Can you quote the lines below exactly, starting at the line with "What does this" and going through the last one?

RECORDS TO PROCESS:
>>

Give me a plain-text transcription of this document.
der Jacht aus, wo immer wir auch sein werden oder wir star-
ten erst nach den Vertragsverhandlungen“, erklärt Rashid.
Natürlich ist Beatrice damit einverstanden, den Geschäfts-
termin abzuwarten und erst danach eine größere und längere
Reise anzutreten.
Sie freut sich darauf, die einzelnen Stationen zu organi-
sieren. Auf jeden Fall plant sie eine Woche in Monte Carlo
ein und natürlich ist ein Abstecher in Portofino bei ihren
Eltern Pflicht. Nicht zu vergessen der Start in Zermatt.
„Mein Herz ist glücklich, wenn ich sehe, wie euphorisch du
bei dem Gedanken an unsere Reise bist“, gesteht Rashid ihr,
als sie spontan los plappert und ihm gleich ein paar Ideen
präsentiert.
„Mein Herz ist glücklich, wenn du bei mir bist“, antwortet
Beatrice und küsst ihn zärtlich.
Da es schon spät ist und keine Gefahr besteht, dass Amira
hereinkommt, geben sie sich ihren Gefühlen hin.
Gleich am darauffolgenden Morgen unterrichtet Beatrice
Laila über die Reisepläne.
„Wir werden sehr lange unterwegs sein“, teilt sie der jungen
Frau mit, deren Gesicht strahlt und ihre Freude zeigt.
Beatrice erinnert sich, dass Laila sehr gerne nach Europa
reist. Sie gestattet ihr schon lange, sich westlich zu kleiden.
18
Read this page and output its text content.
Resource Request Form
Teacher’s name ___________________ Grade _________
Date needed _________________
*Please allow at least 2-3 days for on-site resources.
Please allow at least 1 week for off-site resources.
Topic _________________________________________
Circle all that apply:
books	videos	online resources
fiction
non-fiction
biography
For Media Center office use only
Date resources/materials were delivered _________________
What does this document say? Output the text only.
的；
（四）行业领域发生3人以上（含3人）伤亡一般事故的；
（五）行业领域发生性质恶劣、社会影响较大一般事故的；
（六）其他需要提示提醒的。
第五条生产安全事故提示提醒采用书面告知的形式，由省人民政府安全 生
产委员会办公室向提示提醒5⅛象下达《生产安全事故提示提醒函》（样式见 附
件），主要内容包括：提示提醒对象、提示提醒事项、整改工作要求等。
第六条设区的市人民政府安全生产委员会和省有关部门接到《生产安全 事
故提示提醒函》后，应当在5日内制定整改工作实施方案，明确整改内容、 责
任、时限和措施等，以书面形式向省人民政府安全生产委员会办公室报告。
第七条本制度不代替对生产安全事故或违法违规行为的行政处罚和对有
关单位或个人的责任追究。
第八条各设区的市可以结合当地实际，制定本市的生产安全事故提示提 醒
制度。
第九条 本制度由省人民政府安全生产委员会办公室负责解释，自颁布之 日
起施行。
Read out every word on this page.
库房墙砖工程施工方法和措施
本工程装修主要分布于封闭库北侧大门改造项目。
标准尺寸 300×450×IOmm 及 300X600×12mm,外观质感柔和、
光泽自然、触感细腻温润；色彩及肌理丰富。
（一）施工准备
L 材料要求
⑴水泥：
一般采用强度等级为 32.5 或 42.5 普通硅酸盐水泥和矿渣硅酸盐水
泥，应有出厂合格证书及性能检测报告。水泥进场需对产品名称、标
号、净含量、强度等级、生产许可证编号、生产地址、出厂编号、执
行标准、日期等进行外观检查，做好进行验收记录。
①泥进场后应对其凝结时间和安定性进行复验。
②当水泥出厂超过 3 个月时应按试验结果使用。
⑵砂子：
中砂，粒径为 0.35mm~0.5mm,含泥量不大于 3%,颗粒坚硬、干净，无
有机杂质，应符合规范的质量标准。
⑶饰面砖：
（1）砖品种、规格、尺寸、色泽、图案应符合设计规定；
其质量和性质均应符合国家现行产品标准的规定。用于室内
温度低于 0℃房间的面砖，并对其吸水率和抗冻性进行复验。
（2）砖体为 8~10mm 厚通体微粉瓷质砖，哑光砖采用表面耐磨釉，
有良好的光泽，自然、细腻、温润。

<<

THE OUTPUT:
What does this document say? Output the text only.
的；
（四）行业领域发生3人以上（含3人）伤亡一般事故的；
（五）行业领域发生性质恶劣、社会影响较大一般事故的；
（六）其他需要提示提醒的。
第五条生产安全事故提示提醒采用书面告知的形式，由省人民政府安全 生
产委员会办公室向提示提醒5⅛象下达《生产安全事故提示提醒函》（样式见 附
件），主要内容包括：提示提醒对象、提示提醒事项、整改工作要求等。
第六条设区的市人民政府安全生产委员会和省有关部门接到《生产安全 事
故提示提醒函》后，应当在5日内制定整改工作实施方案，明确整改内容、 责
任、时限和措施等，以书面形式向省人民政府安全生产委员会办公室报告。
第七条本制度不代替对生产安全事故或违法违规行为的行政处罚和对有
关单位或个人的责任追究。
第八条各设区的市可以结合当地实际，制定本市的生产安全事故提示提 醒
制度。
第九条 本制度由省人民政府安全生产委员会办公室负责解释，自颁布之 日
起施行。
Read out every word on this page.
库房墙砖工程施工方法和措施
本工程装修主要分布于封闭库北侧大门改造项目。
标准尺寸 300×450×IOmm 及 300X600×12mm,外观质感柔和、
光泽自然、触感细腻温润；色彩及肌理丰富。
（一）施工准备
L 材料要求
⑴水泥：
一般采用强度等级为 32.5 或 42.5 普通硅酸盐水泥和矿渣硅酸盐水
泥，应有出厂合格证书及性能检测报告。水泥进场需对产品名称、标
号、净含量、强度等级、生产许可证编号、生产地址、出厂编号、执
行标准、日期等进行外观检查，做好进行验收记录。
①泥进场后应对其凝结时间和安定性进行复验。
②当水泥出厂超过 3 个月时应按试验结果使用。
⑵砂子：
中砂，粒径为 0.35mm~0.5mm,含泥量不大于 3%,颗粒坚硬、干净，无
有机杂质，应符合规范的质量标准。
⑶饰面砖：
（1）砖品种、规格、尺寸、色泽、图案应符合设计规定；
其质量和性质均应符合国家现行产品标准的规定。用于室内
温度低于 0℃房间的面砖，并对其吸水率和抗冻性进行复验。
（2）砖体为 8~10mm 厚通体微粉瓷质砖，哑光砖采用表面耐磨釉，
有良好的光泽，自然、细腻、温润。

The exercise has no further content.